→ DIRECTIVE: Reproduce every line of the listing below word for word, omitting the pictures.
### ITEMS
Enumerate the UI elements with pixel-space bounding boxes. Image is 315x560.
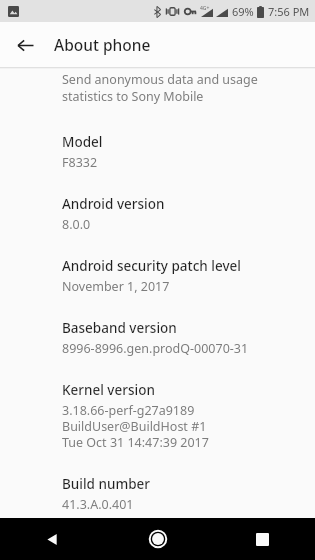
staticText: 41.3.A.0.401 xyxy=(62,496,134,513)
staticText: Kernel version xyxy=(62,381,155,399)
staticText: Android version xyxy=(62,195,165,213)
button[interactable]: Recent apps xyxy=(210,518,315,560)
button[interactable]: Android security patch level xyxy=(0,233,315,295)
staticText: 3.18.66-perf-g27a9189 BuildUser@BuildHos… xyxy=(62,402,209,451)
staticText: 4G+ xyxy=(200,5,210,12)
button[interactable]: Android version xyxy=(0,171,315,233)
staticText: Build number xyxy=(62,475,151,493)
button[interactable]: Navigate up xyxy=(7,27,43,63)
button[interactable]: Build number xyxy=(0,451,315,513)
staticText: About phone xyxy=(54,34,151,55)
staticText: 8996-8996.gen.prodQ-00070-31 xyxy=(62,340,249,357)
button[interactable]: Back xyxy=(0,518,105,560)
button[interactable]: Kernel version xyxy=(0,357,315,451)
staticText: 7:56 PM xyxy=(268,4,310,19)
staticText: 8.0.0 xyxy=(62,216,91,233)
staticText: Send anonymous data and usage statistics… xyxy=(62,71,299,105)
staticText: Android security patch level xyxy=(62,257,241,275)
staticText: 69% xyxy=(232,4,254,19)
button[interactable]: Model xyxy=(0,115,315,171)
button[interactable]: Baseband version xyxy=(0,295,315,357)
staticText: Baseband version xyxy=(62,319,177,337)
staticText: November 1, 2017 xyxy=(62,278,170,295)
staticText: Model xyxy=(62,133,103,151)
button[interactable]: Home xyxy=(105,518,210,560)
button[interactable]: Send anonymous data and usage statistics… xyxy=(0,69,315,115)
staticText: F8332 xyxy=(62,154,98,171)
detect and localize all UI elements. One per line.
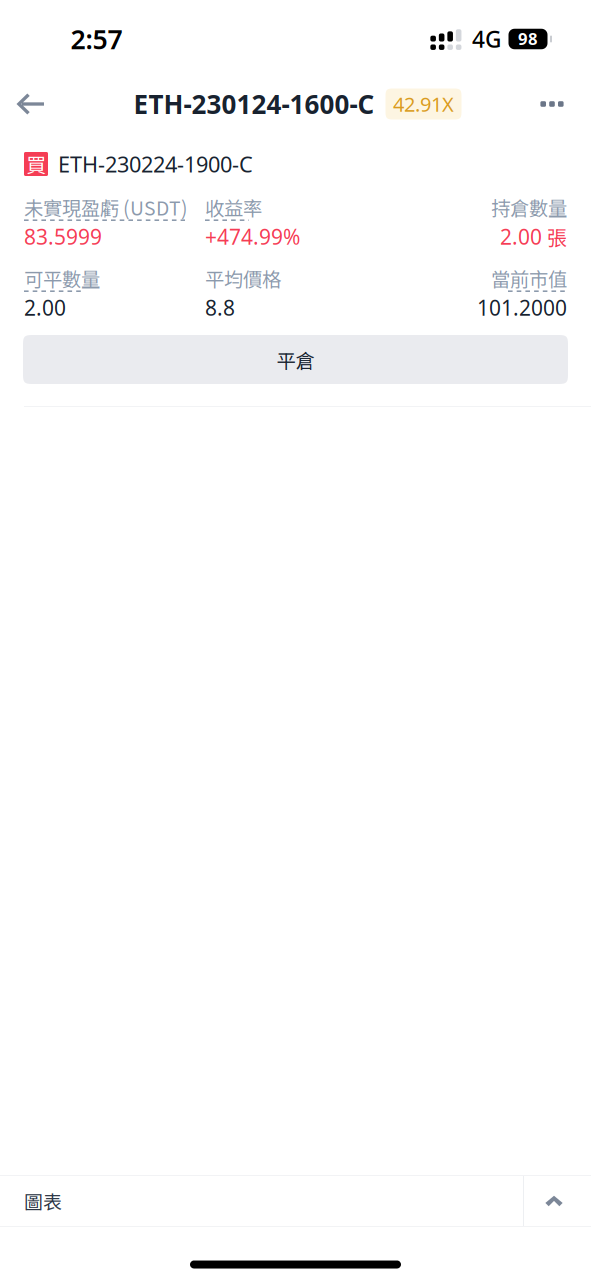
staticText: 圖表 [24, 1187, 62, 1215]
staticText: 101.2000 [477, 294, 567, 322]
button[interactable]: More options [513, 78, 591, 130]
button[interactable]: Back [0, 78, 61, 130]
staticText: 平倉 [276, 346, 314, 374]
staticText: 98 [518, 27, 538, 50]
staticText: ETH-230224-1900-C [58, 149, 253, 179]
staticText: 買 [26, 150, 46, 178]
staticText: 83.5999 [24, 222, 102, 251]
staticText: 8.8 [205, 294, 235, 322]
staticText: 張 [547, 222, 567, 251]
staticText: 2:57 [70, 21, 122, 57]
staticText: 可平數量 [24, 264, 100, 292]
staticText: ETH-230124-1600-C [134, 86, 374, 122]
button[interactable]: 平倉 [23, 335, 568, 384]
button[interactable]: Expand chart [524, 1176, 591, 1226]
staticText: 未實現盈虧 (USDT) [24, 193, 188, 221]
button[interactable]: 圖表 [0, 1176, 523, 1226]
staticText: 2.00 [500, 222, 542, 251]
staticText: 2.00 [24, 294, 66, 322]
staticText: 持倉數量 [491, 193, 567, 221]
staticText: 4G [472, 24, 501, 54]
staticText: 42.91X [393, 90, 454, 118]
staticText: 收益率 [205, 193, 262, 221]
staticText: 平均價格 [205, 264, 281, 292]
staticText: 當前市值 [491, 264, 567, 292]
staticText: +474.99% [205, 222, 300, 251]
######
→ FINAL RESULT:
Enumerate the UI elements with pixel-space bounding boxes. Image is 315x560.
staticText: 41.3.A.0.401 xyxy=(62,496,134,513)
staticText: Kernel version xyxy=(62,381,155,399)
staticText: Android version xyxy=(62,195,165,213)
button[interactable]: Recent apps xyxy=(210,518,315,560)
button[interactable]: Android security patch level xyxy=(0,233,315,295)
staticText: 3.18.66-perf-g27a9189 BuildUser@BuildHos… xyxy=(62,402,209,451)
staticText: 4G+ xyxy=(200,5,210,12)
button[interactable]: Android version xyxy=(0,171,315,233)
staticText: Build number xyxy=(62,475,151,493)
button[interactable]: Navigate up xyxy=(7,27,43,63)
button[interactable]: Build number xyxy=(0,451,315,513)
staticText: About phone xyxy=(54,34,151,55)
staticText: 8996-8996.gen.prodQ-00070-31 xyxy=(62,340,249,357)
button[interactable]: Back xyxy=(0,518,105,560)
button[interactable]: Kernel version xyxy=(0,357,315,451)
staticText: 7:56 PM xyxy=(268,4,310,19)
staticText: 8.0.0 xyxy=(62,216,91,233)
staticText: Send anonymous data and usage statistics… xyxy=(62,71,299,105)
staticText: Android security patch level xyxy=(62,257,241,275)
staticText: 69% xyxy=(232,4,254,19)
button[interactable]: Model xyxy=(0,115,315,171)
button[interactable]: Baseband version xyxy=(0,295,315,357)
staticText: Baseband version xyxy=(62,319,177,337)
staticText: November 1, 2017 xyxy=(62,278,170,295)
staticText: Model xyxy=(62,133,103,151)
button[interactable]: Home xyxy=(105,518,210,560)
button[interactable]: Send anonymous data and usage statistics… xyxy=(0,69,315,115)
staticText: F8332 xyxy=(62,154,98,171)
detect and localize all UI elements. One per line.
staticText: 圖表 [24, 1187, 62, 1215]
staticText: 101.2000 [477, 294, 567, 322]
button[interactable]: More options [513, 78, 591, 130]
button[interactable]: Back [0, 78, 61, 130]
staticText: 平倉 [276, 346, 314, 374]
staticText: 98 [518, 27, 538, 50]
staticText: ETH-230224-1900-C [58, 149, 253, 179]
staticText: 買 [26, 150, 46, 178]
staticText: 83.5999 [24, 222, 102, 251]
staticText: 8.8 [205, 294, 235, 322]
staticText: 張 [547, 222, 567, 251]
staticText: 2:57 [70, 21, 122, 57]
staticText: 可平數量 [24, 264, 100, 292]
staticText: ETH-230124-1600-C [134, 86, 374, 122]
button[interactable]: 平倉 [23, 335, 568, 384]
button[interactable]: Expand chart [524, 1176, 591, 1226]
staticText: 未實現盈虧 (USDT) [24, 193, 188, 221]
button[interactable]: 圖表 [0, 1176, 523, 1226]
staticText: 2.00 [500, 222, 542, 251]
staticText: 2.00 [24, 294, 66, 322]
staticText: 持倉數量 [491, 193, 567, 221]
staticText: 4G [472, 24, 501, 54]
staticText: 42.91X [393, 90, 454, 118]
staticText: 收益率 [205, 193, 262, 221]
staticText: 平均價格 [205, 264, 281, 292]
staticText: 當前市值 [491, 264, 567, 292]
staticText: +474.99% [205, 222, 300, 251]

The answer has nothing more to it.